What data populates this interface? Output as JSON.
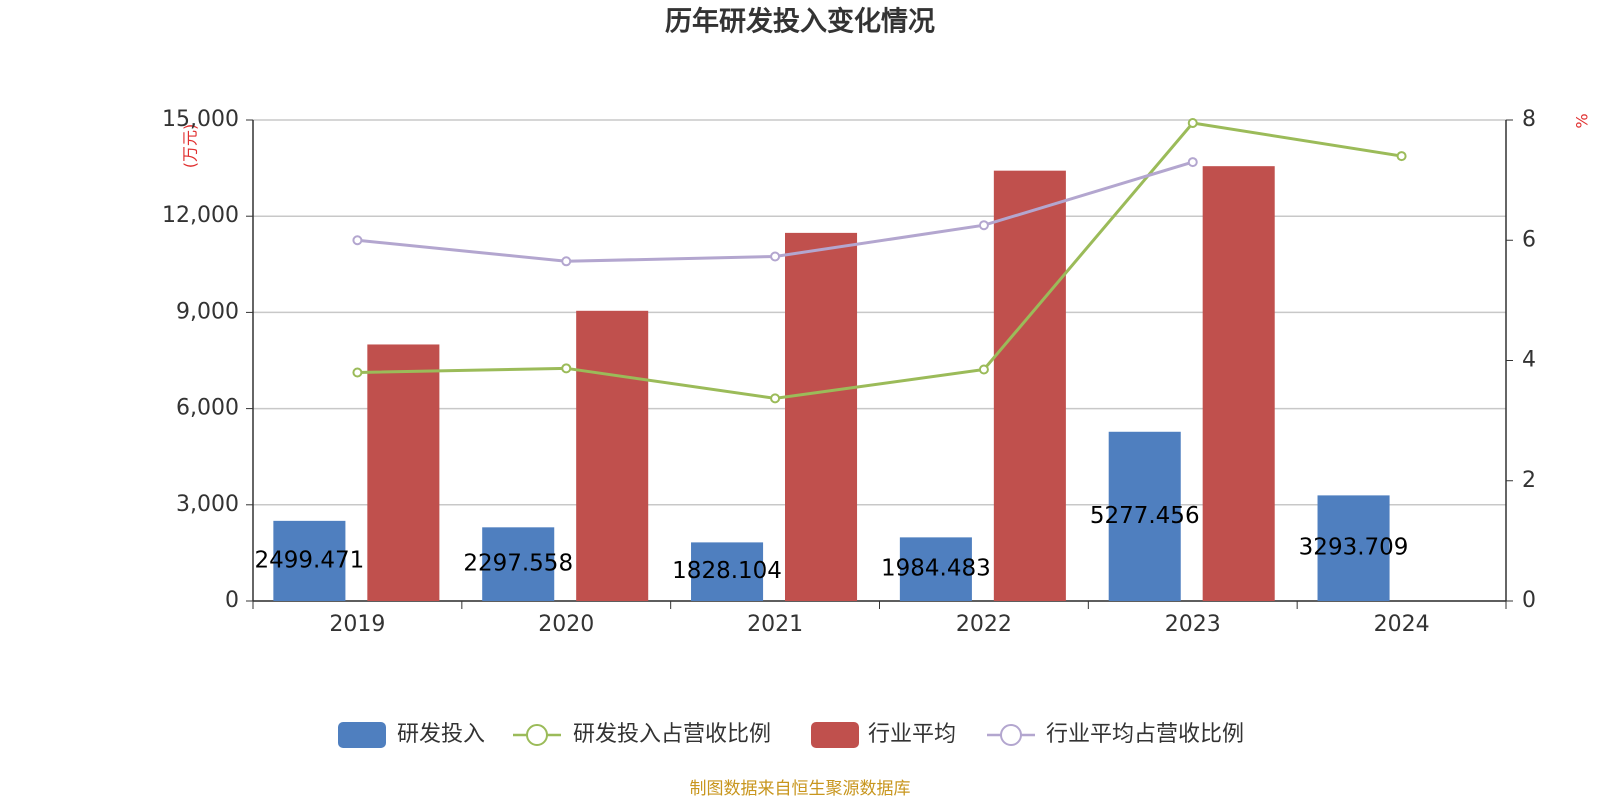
{
  "chart_data": {
    "type": "bar",
    "title": "历年研发投入变化情况",
    "y_unit": "(万元)",
    "y2_unit": "%",
    "source": "制图数据来自恒生聚源数据库",
    "categories": [
      "2019",
      "2020",
      "2021",
      "2022",
      "2023",
      "2024"
    ],
    "series": [
      {
        "name": "研发投入",
        "type": "bar",
        "color": "#4f7fbf",
        "values": [
          2499.471,
          2297.558,
          1828.104,
          1984.483,
          5277.456,
          3293.709
        ]
      },
      {
        "name": "研发投入占营收比例",
        "type": "line",
        "axis": "y2",
        "color": "#9bbb59",
        "values": [
          3.8,
          3.87,
          3.37,
          3.85,
          7.95,
          7.4
        ]
      },
      {
        "name": "行业平均",
        "type": "bar",
        "color": "#c0504d",
        "values": [
          8000,
          9050,
          11480,
          13420,
          13560,
          null
        ]
      },
      {
        "name": "行业平均占营收比例",
        "type": "line",
        "axis": "y2",
        "color": "#b3a6cf",
        "values": [
          6.0,
          5.65,
          5.73,
          6.25,
          7.3,
          null
        ]
      }
    ],
    "ylim": [
      0,
      15000
    ],
    "yticks": [
      0,
      {
        "value": 3000,
        "label": "3,000"
      },
      {
        "value": 6000,
        "label": "6,000"
      },
      {
        "value": 9000,
        "label": "9,000"
      },
      {
        "value": 12000,
        "label": "12,000"
      },
      {
        "value": 15000,
        "label": "15,000"
      }
    ],
    "y2lim": [
      0,
      8
    ],
    "y2ticks": [
      0,
      2,
      4,
      6,
      8
    ],
    "grid": true
  }
}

^^^^

** Exercise instructions **
Identify the lines in the entries above that contain "label", then copy them out.

** Expected answer **
        "label": "3,000"
        "label": "6,000"
        "label": "9,000"
        "label": "12,000"
        "label": "15,000"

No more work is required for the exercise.